---------- RECORDS FOR THIS TASK

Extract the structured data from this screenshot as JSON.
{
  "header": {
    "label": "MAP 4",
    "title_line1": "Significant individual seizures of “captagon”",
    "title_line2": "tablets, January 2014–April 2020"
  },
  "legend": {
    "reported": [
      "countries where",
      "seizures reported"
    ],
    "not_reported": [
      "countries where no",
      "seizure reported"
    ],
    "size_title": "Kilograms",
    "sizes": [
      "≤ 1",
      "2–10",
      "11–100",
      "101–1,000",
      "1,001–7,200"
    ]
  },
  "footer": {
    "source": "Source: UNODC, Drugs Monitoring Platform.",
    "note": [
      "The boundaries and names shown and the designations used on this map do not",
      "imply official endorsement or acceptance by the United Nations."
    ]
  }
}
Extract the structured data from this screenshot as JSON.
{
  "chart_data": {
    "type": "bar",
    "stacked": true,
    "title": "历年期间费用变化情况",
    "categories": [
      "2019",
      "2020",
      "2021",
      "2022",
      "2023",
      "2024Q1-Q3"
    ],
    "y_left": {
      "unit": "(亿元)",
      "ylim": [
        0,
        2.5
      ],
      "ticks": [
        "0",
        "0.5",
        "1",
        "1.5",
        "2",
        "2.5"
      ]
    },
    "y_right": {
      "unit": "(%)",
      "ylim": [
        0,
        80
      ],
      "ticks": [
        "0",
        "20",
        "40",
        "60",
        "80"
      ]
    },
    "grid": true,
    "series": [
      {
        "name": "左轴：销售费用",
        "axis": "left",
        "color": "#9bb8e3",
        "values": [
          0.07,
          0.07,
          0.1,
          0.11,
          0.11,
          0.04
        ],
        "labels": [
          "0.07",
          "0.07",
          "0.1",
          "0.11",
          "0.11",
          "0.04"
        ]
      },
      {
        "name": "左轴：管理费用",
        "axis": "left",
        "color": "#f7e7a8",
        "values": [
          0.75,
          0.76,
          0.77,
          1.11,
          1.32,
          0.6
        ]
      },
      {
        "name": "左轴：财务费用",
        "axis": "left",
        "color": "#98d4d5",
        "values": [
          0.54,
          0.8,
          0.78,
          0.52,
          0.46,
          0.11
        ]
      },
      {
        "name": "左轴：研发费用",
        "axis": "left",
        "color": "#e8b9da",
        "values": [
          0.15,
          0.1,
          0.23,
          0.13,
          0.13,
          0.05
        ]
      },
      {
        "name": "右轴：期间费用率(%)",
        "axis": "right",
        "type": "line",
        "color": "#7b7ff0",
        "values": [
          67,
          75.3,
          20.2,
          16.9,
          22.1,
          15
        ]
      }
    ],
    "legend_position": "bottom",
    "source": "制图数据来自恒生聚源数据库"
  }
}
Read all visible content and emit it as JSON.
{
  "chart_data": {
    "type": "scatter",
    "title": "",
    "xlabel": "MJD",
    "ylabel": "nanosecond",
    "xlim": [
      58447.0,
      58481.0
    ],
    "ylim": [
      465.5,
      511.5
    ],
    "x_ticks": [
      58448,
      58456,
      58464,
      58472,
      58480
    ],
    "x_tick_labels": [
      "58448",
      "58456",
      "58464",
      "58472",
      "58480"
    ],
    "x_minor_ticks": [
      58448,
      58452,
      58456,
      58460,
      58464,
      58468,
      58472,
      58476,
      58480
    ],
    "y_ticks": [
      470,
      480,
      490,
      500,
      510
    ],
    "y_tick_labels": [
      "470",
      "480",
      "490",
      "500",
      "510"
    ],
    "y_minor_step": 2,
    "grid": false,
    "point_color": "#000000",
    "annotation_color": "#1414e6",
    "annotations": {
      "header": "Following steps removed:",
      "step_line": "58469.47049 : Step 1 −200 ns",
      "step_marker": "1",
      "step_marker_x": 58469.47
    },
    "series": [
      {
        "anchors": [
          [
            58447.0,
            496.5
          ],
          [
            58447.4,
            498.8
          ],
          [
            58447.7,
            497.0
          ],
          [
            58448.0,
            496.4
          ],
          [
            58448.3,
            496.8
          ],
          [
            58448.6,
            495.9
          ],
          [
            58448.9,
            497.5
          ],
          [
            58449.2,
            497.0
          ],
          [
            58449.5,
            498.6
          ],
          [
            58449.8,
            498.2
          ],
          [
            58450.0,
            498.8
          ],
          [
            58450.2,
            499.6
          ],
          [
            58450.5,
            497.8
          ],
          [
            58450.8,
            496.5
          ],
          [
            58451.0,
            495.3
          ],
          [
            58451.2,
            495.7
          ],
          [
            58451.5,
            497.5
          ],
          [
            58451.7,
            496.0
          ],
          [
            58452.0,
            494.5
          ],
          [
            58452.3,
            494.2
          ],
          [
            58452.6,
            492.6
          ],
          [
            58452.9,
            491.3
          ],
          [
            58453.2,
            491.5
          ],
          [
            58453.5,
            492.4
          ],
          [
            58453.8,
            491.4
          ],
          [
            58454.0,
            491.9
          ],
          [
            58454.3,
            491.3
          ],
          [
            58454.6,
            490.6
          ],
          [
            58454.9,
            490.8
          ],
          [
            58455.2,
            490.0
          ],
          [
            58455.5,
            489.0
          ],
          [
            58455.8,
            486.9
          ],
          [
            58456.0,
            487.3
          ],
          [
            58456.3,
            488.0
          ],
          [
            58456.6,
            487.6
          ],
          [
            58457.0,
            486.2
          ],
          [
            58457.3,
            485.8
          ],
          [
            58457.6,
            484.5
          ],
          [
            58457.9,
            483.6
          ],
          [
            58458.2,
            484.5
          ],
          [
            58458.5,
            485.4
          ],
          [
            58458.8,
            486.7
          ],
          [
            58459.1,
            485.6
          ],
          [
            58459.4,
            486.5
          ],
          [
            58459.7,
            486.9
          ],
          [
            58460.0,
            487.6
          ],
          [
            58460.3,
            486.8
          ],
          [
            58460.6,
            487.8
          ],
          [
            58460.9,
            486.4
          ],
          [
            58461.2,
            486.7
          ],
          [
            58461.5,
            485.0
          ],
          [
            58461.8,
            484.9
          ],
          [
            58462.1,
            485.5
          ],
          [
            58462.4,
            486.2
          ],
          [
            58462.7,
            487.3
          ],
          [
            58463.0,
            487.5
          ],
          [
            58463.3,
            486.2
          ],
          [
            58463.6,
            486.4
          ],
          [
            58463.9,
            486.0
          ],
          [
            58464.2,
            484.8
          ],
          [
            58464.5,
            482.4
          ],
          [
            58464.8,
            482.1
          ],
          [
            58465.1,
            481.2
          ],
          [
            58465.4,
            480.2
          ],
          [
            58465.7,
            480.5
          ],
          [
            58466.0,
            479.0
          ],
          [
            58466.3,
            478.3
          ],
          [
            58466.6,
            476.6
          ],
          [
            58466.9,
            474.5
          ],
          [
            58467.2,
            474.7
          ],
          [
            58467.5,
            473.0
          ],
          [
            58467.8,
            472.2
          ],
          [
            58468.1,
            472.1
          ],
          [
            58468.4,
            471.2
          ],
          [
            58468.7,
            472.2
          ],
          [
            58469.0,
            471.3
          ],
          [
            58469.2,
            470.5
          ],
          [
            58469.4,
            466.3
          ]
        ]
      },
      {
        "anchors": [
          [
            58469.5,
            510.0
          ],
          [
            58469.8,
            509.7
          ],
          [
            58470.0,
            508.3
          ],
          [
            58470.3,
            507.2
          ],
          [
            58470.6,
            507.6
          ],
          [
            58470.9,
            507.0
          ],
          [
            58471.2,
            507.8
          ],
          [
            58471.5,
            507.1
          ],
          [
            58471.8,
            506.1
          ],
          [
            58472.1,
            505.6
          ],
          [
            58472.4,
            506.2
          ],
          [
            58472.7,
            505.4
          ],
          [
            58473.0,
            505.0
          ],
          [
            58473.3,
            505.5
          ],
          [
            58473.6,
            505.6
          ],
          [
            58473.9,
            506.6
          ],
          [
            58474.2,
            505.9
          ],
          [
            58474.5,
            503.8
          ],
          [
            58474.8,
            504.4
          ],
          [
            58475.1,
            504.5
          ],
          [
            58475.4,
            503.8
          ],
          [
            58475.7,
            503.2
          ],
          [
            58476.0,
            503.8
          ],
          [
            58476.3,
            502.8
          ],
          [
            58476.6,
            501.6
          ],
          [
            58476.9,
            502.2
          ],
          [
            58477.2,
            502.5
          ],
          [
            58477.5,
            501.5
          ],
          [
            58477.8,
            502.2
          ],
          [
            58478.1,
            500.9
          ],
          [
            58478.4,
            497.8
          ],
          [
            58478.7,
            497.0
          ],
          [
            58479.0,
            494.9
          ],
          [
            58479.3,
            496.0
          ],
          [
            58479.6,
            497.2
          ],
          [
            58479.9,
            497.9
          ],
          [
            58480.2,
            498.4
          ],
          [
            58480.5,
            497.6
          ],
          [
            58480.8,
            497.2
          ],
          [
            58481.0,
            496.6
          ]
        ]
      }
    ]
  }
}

--------------------

→ TASK GOAL
All lines in the data that contain the word "where" should be copied.

→ RESPONSE TO THE TASK
      "countries where",
      "countries where no",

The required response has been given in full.